START

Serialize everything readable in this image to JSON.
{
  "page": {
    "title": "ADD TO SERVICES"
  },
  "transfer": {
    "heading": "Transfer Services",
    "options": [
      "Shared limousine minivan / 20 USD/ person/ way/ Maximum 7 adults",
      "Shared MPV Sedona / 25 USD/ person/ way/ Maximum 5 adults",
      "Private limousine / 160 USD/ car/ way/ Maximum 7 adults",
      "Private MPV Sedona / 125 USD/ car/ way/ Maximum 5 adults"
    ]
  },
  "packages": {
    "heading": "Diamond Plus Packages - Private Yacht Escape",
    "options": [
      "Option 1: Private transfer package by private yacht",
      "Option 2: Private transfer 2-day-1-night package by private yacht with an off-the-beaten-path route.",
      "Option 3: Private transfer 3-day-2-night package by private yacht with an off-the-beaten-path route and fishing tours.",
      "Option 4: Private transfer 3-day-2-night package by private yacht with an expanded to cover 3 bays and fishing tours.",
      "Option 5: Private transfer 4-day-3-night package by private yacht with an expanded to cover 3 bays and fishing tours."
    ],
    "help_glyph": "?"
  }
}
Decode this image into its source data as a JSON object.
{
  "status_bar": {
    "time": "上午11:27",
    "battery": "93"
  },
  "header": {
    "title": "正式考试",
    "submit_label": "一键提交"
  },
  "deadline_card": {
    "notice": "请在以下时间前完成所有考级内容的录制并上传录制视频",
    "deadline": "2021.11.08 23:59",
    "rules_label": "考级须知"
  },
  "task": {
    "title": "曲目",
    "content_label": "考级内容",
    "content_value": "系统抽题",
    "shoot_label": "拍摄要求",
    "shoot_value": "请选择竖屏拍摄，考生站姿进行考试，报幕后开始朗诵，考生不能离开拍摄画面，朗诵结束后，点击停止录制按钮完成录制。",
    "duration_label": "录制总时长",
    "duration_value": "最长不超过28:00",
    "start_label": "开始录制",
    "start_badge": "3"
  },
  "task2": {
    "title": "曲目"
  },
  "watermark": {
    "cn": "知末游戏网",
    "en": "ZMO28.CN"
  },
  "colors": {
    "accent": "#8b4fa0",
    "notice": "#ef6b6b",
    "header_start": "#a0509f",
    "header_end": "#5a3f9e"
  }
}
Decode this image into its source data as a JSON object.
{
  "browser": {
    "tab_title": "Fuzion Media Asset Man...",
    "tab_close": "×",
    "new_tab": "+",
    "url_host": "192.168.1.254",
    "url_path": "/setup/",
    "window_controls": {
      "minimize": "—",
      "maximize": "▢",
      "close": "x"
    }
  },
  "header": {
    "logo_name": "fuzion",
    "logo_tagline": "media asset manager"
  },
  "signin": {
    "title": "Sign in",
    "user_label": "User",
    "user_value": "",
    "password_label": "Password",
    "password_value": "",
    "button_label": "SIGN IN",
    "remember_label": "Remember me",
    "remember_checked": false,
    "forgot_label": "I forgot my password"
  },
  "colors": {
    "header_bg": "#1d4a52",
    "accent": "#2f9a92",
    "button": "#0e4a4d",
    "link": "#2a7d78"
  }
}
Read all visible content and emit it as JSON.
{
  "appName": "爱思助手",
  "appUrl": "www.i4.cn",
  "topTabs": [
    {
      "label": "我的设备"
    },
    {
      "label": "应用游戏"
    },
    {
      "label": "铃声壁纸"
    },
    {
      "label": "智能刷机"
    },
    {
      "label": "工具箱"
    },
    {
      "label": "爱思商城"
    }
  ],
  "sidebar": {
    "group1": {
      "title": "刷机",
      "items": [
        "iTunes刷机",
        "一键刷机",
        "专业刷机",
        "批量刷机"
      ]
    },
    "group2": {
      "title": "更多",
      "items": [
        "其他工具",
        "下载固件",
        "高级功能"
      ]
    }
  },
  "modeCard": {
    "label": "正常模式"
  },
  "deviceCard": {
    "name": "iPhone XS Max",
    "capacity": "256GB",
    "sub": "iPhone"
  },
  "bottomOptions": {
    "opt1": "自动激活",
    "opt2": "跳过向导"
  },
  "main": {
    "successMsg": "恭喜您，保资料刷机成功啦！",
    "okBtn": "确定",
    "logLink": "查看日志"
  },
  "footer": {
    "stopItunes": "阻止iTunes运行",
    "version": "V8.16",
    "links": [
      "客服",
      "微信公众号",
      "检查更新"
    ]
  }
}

END

— Task goal —
Gather up every line in the data above that contains the word "Maximum", copying each one.

— Solution —
      "Shared limousine minivan / 20 USD/ person/ way/ Maximum 7 adults",
      "Shared MPV Sedona / 25 USD/ person/ way/ Maximum 5 adults",
      "Private limousine / 160 USD/ car/ way/ Maximum 7 adults",
      "Private MPV Sedona / 125 USD/ car/ way/ Maximum 5 adults"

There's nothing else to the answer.